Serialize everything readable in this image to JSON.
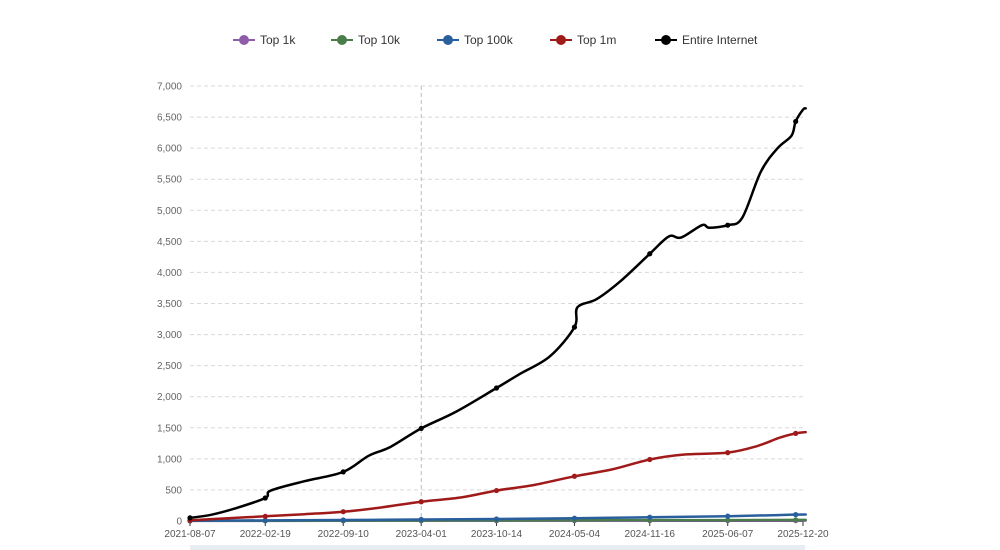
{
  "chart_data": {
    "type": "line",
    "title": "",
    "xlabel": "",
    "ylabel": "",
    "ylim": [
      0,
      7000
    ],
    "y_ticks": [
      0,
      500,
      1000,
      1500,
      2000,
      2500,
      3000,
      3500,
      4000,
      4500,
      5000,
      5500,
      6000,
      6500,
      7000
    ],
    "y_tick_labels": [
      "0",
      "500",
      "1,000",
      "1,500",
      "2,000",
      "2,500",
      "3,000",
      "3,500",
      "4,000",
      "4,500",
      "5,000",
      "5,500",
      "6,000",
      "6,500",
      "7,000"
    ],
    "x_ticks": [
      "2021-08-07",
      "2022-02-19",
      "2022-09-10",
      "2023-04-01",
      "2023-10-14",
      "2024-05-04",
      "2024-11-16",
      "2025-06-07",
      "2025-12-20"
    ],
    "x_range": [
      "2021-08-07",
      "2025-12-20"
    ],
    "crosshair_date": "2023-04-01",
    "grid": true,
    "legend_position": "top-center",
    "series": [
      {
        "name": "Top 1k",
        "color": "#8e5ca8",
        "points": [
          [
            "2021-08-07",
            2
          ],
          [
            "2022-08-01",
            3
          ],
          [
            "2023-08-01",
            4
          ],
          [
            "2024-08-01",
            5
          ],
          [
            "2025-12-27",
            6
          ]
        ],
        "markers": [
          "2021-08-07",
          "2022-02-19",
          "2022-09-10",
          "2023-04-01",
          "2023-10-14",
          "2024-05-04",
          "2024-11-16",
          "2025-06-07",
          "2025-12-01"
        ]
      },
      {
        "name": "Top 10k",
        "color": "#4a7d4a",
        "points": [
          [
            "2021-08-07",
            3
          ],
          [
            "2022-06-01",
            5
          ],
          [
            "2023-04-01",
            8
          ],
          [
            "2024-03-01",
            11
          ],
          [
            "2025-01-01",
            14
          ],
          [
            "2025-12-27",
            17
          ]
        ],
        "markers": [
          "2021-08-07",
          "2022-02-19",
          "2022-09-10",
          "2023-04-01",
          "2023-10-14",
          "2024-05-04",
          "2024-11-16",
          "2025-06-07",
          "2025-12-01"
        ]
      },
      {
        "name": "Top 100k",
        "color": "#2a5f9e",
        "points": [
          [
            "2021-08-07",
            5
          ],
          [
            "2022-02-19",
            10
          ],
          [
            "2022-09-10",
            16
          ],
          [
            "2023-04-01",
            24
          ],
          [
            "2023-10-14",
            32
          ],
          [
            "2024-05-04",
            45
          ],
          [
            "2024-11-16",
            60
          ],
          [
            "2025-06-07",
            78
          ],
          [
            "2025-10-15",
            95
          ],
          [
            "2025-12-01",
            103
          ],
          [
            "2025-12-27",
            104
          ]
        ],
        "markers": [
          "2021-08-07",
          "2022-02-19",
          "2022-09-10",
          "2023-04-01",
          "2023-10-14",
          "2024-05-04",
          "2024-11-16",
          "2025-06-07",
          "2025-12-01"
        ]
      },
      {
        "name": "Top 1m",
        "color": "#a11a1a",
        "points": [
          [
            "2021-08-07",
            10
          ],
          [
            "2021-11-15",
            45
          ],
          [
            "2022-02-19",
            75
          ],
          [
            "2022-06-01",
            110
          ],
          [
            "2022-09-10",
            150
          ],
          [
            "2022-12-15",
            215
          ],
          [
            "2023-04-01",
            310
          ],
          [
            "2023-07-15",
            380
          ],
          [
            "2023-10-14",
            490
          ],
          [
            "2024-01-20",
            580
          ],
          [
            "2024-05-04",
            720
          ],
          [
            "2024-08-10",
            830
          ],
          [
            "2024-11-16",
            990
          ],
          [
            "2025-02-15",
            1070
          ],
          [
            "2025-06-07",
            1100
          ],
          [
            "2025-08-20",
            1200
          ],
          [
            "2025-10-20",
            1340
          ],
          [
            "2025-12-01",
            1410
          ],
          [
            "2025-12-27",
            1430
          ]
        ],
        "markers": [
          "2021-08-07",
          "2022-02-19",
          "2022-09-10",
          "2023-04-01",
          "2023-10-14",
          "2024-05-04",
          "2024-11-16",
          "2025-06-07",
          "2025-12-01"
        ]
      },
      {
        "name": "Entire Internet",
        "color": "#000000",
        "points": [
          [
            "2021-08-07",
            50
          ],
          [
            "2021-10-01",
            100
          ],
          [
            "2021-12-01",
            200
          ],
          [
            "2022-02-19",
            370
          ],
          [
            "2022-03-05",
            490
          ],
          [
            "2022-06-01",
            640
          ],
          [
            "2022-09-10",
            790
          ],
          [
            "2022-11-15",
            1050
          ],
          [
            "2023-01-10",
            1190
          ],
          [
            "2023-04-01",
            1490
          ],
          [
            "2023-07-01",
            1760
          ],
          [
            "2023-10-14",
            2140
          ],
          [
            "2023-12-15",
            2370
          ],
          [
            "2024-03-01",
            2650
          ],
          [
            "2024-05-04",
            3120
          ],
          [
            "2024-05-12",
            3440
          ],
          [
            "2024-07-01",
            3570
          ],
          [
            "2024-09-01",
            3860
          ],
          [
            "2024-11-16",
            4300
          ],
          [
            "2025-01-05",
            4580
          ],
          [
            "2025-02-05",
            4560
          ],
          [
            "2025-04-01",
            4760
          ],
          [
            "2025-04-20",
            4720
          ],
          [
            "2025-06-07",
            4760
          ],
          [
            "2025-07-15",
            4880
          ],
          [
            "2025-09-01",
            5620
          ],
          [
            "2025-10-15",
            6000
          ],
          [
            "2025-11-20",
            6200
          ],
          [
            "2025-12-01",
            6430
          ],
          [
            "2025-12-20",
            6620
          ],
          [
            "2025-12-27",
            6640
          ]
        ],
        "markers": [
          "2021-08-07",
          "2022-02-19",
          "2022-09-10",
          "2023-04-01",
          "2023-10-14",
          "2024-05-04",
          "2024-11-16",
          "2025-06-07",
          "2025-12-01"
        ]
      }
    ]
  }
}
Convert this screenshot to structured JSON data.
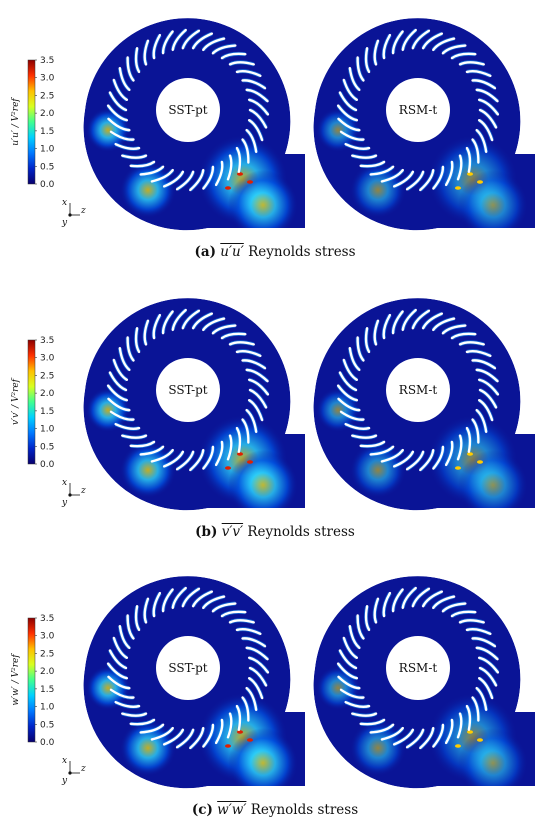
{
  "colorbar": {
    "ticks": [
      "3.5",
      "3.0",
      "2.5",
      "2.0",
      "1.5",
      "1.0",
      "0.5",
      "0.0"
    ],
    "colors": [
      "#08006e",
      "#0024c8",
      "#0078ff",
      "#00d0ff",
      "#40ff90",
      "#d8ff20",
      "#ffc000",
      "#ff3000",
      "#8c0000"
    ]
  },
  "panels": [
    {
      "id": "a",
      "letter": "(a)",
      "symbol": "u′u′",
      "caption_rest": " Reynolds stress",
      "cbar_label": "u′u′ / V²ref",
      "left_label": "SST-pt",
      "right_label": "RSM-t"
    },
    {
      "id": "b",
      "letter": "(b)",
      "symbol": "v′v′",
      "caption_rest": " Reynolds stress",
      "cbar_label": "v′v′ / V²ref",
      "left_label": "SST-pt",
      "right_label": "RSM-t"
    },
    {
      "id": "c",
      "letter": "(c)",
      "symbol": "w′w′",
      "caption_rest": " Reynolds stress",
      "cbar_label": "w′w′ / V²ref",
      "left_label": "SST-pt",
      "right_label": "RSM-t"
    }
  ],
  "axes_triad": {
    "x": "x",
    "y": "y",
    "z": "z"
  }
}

--------------------------------

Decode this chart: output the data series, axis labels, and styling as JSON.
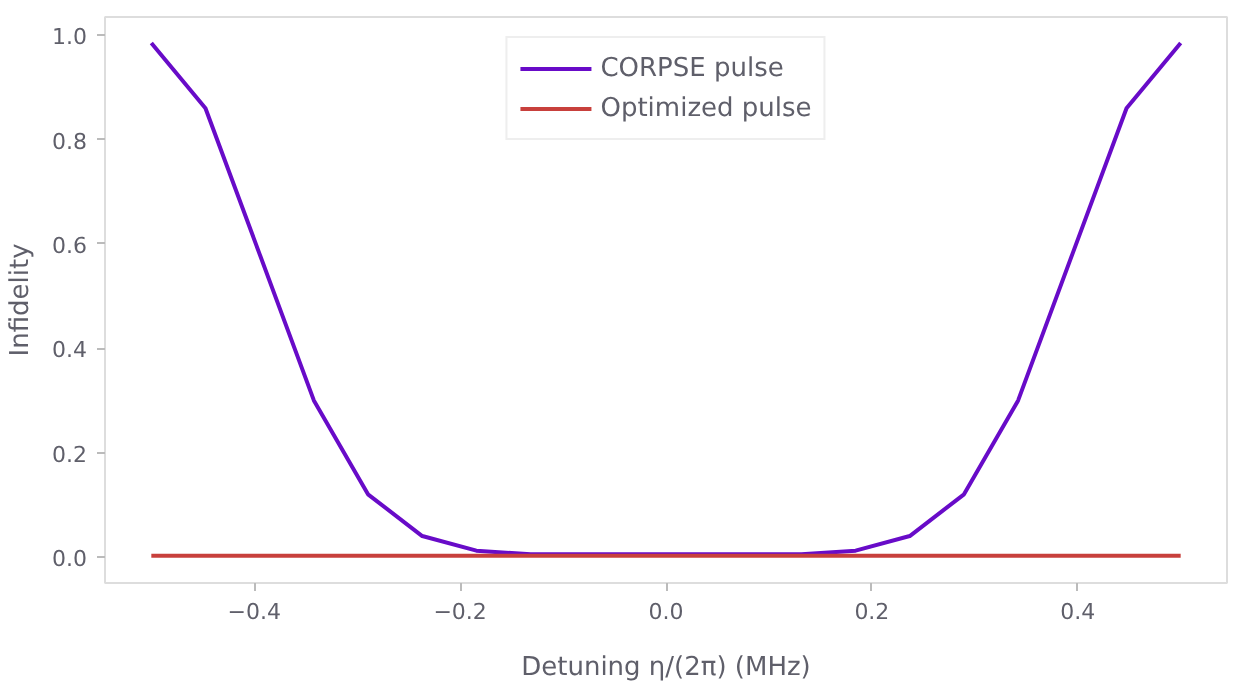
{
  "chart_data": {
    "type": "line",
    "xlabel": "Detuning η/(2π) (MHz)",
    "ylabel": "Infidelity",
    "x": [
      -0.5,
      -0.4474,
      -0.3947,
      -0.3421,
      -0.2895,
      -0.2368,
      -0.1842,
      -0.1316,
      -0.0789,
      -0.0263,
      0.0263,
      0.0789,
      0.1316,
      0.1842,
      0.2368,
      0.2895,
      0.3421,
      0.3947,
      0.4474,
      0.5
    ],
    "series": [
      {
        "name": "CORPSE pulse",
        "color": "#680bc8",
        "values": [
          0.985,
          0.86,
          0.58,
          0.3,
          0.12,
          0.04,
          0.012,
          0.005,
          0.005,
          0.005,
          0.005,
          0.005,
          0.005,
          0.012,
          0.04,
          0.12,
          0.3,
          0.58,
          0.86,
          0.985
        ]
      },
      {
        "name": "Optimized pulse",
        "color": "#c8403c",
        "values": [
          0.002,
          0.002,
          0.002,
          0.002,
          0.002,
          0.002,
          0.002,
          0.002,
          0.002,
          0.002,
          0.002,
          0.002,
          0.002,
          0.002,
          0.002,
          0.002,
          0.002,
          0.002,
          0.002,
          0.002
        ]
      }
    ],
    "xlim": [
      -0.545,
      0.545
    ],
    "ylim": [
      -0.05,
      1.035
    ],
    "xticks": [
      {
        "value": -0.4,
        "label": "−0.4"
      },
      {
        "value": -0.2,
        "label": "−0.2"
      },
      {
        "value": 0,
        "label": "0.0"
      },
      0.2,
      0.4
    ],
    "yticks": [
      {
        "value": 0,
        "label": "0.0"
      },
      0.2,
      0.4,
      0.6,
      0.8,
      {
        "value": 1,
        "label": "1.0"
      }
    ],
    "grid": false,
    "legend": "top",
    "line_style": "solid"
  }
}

--------------------------------

PROBLEM STATEMENT: Go through the listing above and pull out each line containing the word "name".

TASK ANSWER:
        "name": "Top 1k",
        "name": "Top 10k",
        "name": "Top 100k",
        "name": "Top 1m",
        "name": "Entire Internet",
        "name": "CORPSE pulse",
        "name": "Optimized pulse",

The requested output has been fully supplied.